Directions :: Which lines contain the word "增强发展后劲"? Return each of them as written.

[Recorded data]

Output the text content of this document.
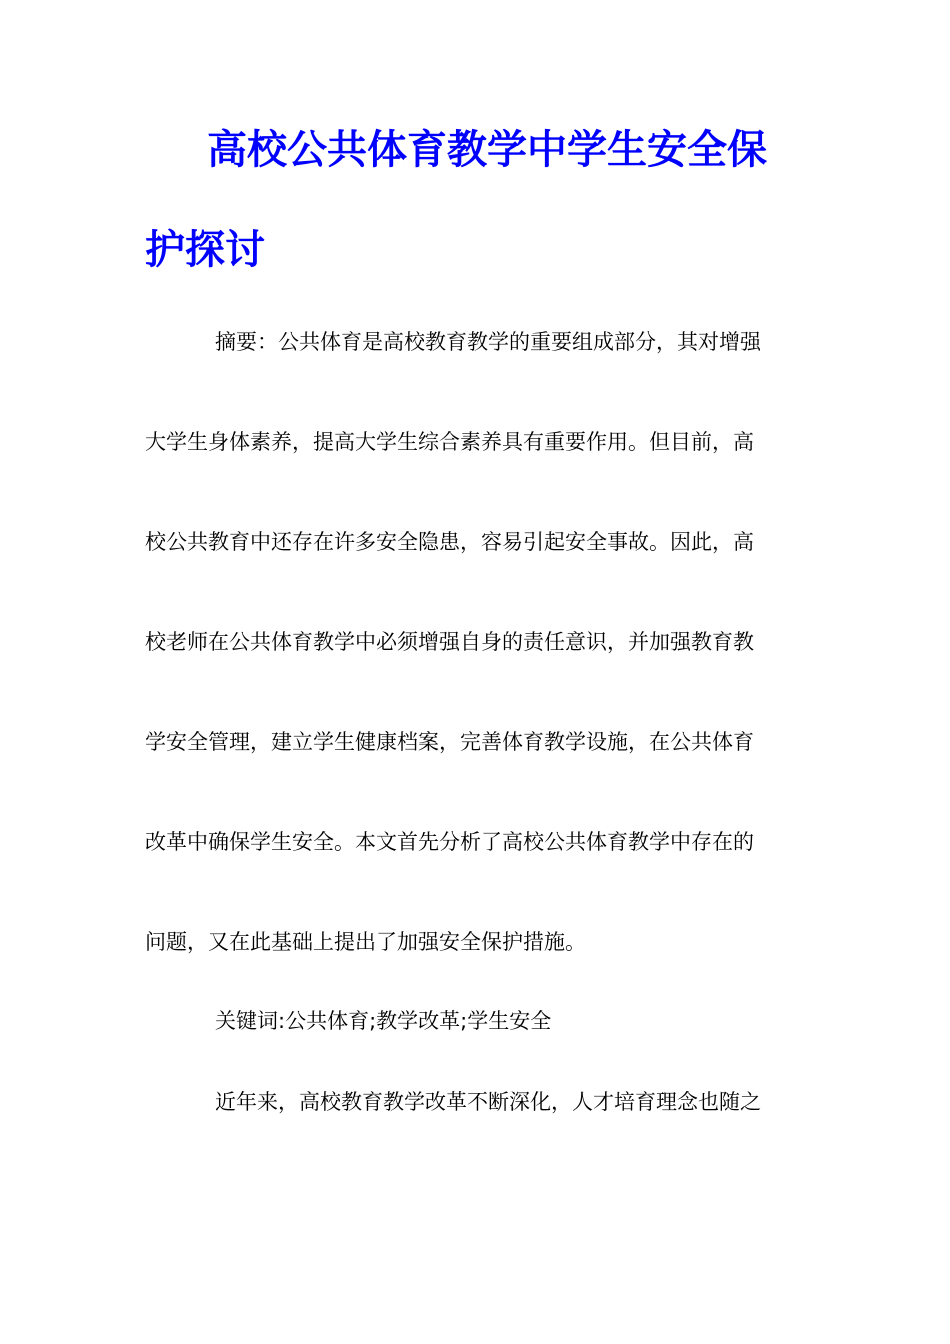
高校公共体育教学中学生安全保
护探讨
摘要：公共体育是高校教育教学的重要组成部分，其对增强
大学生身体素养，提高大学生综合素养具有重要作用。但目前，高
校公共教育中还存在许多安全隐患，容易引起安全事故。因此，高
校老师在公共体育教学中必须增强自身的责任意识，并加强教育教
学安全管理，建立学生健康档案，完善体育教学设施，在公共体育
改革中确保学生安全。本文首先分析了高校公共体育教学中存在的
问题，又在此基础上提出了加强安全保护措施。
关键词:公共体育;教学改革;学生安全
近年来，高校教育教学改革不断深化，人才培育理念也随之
* * *
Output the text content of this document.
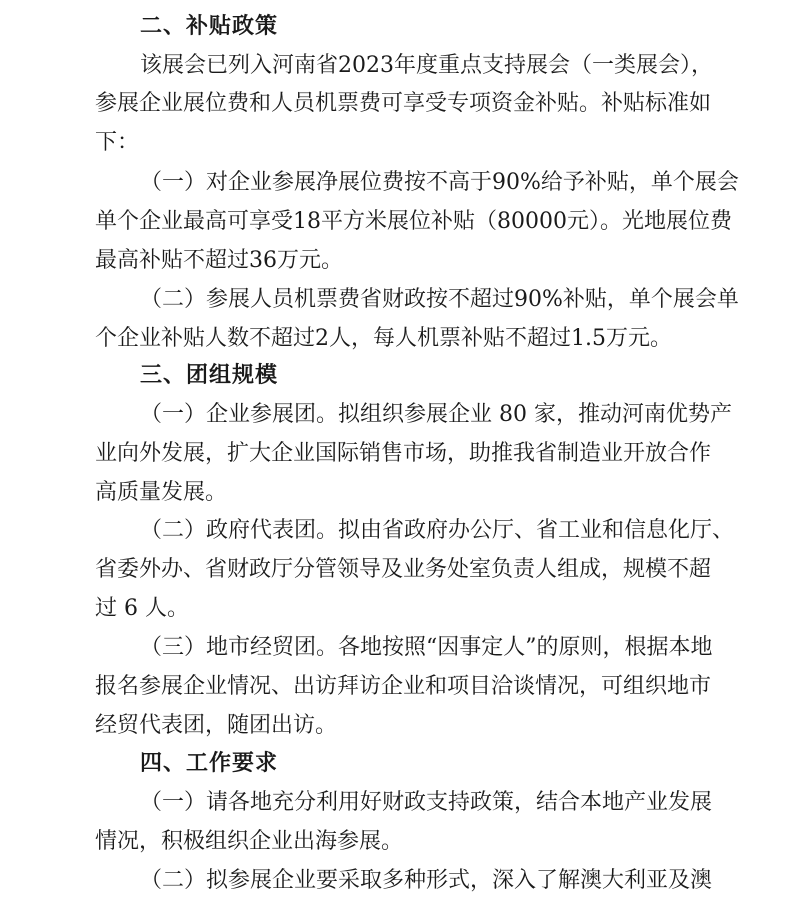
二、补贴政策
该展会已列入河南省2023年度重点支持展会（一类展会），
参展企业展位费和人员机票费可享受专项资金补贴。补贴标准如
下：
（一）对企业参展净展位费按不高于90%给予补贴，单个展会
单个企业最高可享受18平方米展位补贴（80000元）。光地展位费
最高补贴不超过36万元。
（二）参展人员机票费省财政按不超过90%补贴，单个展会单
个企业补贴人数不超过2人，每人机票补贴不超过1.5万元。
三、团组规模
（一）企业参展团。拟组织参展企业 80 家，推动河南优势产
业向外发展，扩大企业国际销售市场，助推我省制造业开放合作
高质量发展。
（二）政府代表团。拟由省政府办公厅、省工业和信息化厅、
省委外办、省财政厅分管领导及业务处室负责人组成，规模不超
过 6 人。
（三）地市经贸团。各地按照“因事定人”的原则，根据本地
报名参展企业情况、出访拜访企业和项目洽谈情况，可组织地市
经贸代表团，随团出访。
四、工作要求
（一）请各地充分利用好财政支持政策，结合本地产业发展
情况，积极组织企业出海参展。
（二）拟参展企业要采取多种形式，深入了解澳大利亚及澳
...
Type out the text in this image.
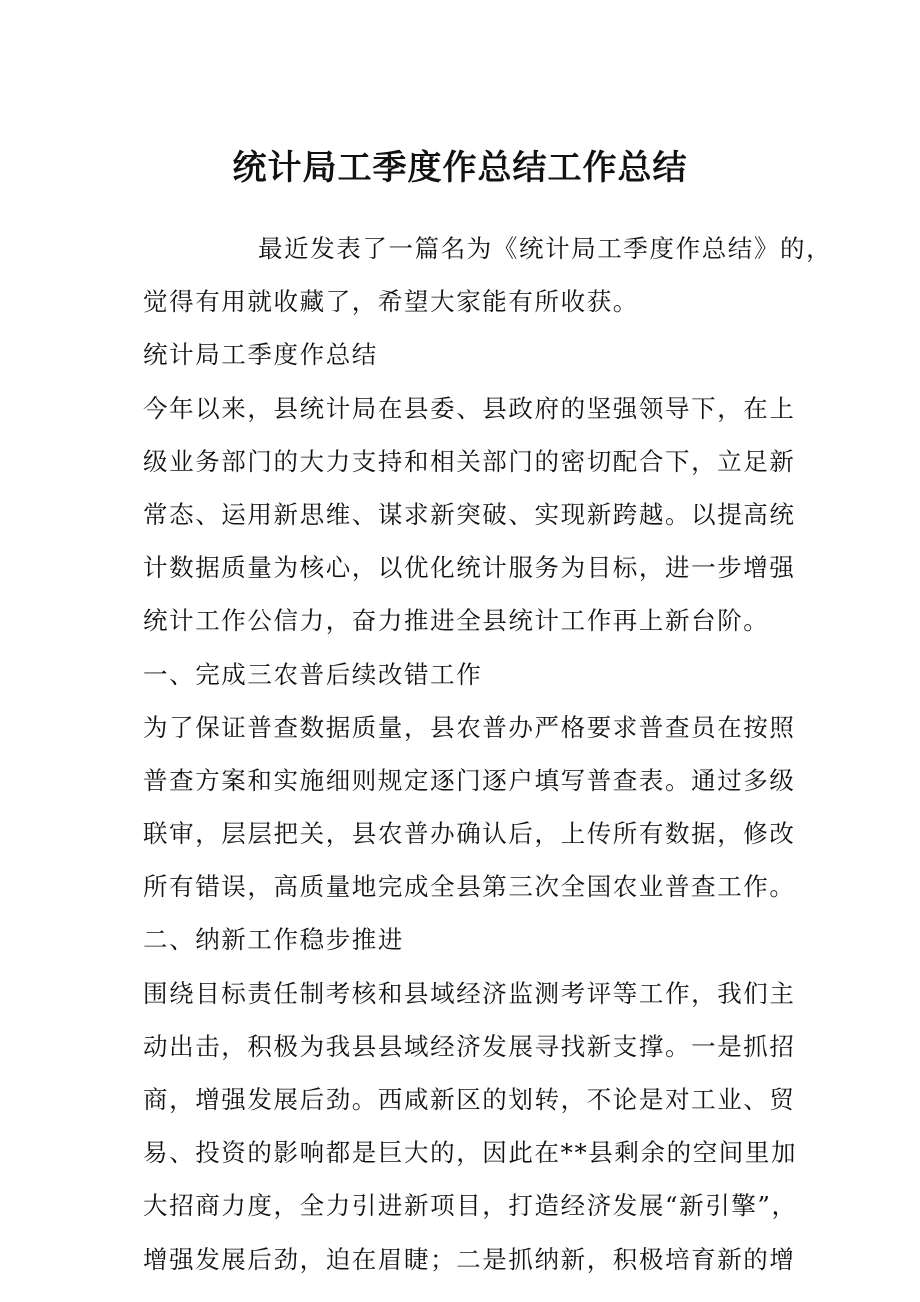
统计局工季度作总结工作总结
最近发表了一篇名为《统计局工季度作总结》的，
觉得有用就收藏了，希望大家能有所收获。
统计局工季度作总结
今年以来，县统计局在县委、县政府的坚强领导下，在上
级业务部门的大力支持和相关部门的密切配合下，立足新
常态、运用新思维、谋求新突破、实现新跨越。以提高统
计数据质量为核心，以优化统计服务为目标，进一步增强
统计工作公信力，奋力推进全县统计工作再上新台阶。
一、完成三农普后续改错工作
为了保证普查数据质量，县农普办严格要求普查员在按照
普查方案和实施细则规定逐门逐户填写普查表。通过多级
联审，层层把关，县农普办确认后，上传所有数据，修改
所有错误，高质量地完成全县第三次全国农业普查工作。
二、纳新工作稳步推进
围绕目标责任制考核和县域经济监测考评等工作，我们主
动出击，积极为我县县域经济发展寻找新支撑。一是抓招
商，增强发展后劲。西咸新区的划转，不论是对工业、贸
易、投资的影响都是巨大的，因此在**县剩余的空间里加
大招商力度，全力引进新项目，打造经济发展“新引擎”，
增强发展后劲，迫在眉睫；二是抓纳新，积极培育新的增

Task result ::
商，增强发展后劲。西咸新区的划转，不论是对工业、贸
增强发展后劲，迫在眉睫；二是抓纳新，积极培育新的增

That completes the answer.